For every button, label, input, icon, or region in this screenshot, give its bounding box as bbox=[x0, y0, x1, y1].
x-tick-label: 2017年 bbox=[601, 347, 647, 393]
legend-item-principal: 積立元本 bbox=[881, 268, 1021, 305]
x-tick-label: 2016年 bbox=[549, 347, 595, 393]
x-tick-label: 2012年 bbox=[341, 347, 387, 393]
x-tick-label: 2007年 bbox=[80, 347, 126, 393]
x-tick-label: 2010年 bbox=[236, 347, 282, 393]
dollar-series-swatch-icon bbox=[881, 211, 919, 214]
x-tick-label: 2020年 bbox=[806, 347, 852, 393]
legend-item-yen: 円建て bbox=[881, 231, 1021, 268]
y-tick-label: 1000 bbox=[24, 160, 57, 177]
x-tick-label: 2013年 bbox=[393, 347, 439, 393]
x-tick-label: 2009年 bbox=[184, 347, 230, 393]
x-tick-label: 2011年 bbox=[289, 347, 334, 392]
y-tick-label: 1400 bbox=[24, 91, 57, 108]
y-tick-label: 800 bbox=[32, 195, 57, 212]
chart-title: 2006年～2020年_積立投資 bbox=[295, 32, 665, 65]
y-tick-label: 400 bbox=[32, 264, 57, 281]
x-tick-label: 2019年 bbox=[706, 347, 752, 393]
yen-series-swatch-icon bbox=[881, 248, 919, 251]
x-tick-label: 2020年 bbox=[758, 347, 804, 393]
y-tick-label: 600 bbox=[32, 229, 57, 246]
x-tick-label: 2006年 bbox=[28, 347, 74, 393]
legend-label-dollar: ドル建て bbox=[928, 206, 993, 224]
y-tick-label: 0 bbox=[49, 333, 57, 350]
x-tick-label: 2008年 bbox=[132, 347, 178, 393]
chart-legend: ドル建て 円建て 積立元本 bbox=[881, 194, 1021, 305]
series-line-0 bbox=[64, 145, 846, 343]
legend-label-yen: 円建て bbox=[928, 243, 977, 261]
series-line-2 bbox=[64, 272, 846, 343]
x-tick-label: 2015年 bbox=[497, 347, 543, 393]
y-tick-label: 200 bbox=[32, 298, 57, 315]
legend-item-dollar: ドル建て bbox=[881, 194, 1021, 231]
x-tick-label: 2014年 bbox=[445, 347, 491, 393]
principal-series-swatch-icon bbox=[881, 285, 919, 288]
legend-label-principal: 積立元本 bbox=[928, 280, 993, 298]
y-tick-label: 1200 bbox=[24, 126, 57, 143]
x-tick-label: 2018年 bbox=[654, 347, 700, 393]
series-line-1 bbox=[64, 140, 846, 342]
------------------------
What this task involves: Copy the rows above again, swapping each "x-tick-label" for "x-axis-label" and keeping everything else the same.

Solution to this problem:
For every button, label, input, icon, or region in this screenshot, give its bounding box as bbox=[x0, y0, x1, y1].
x-axis-label: 2017年 bbox=[601, 347, 647, 393]
legend-item-principal: 積立元本 bbox=[881, 268, 1021, 305]
x-axis-label: 2016年 bbox=[549, 347, 595, 393]
x-axis-label: 2012年 bbox=[341, 347, 387, 393]
x-axis-label: 2007年 bbox=[80, 347, 126, 393]
x-axis-label: 2010年 bbox=[236, 347, 282, 393]
dollar-series-swatch-icon bbox=[881, 211, 919, 214]
x-axis-label: 2020年 bbox=[806, 347, 852, 393]
legend-item-yen: 円建て bbox=[881, 231, 1021, 268]
y-tick-label: 1000 bbox=[24, 160, 57, 177]
x-axis-label: 2013年 bbox=[393, 347, 439, 393]
x-axis-label: 2009年 bbox=[184, 347, 230, 393]
x-axis-label: 2011年 bbox=[289, 347, 334, 392]
y-tick-label: 1400 bbox=[24, 91, 57, 108]
y-tick-label: 800 bbox=[32, 195, 57, 212]
chart-title: 2006年～2020年_積立投資 bbox=[295, 32, 665, 65]
y-tick-label: 400 bbox=[32, 264, 57, 281]
x-axis-label: 2019年 bbox=[706, 347, 752, 393]
yen-series-swatch-icon bbox=[881, 248, 919, 251]
x-axis-label: 2020年 bbox=[758, 347, 804, 393]
y-tick-label: 600 bbox=[32, 229, 57, 246]
x-axis-label: 2006年 bbox=[28, 347, 74, 393]
legend-label-dollar: ドル建て bbox=[928, 206, 993, 224]
y-tick-label: 0 bbox=[49, 333, 57, 350]
x-axis-label: 2008年 bbox=[132, 347, 178, 393]
chart-legend: ドル建て 円建て 積立元本 bbox=[881, 194, 1021, 305]
series-line-0 bbox=[64, 145, 846, 343]
legend-label-yen: 円建て bbox=[928, 243, 977, 261]
series-line-2 bbox=[64, 272, 846, 343]
x-axis-label: 2015年 bbox=[497, 347, 543, 393]
y-tick-label: 200 bbox=[32, 298, 57, 315]
legend-item-dollar: ドル建て bbox=[881, 194, 1021, 231]
x-axis-label: 2014年 bbox=[445, 347, 491, 393]
principal-series-swatch-icon bbox=[881, 285, 919, 288]
legend-label-principal: 積立元本 bbox=[928, 280, 993, 298]
y-tick-label: 1200 bbox=[24, 126, 57, 143]
x-axis-label: 2018年 bbox=[654, 347, 700, 393]
series-line-1 bbox=[64, 140, 846, 342]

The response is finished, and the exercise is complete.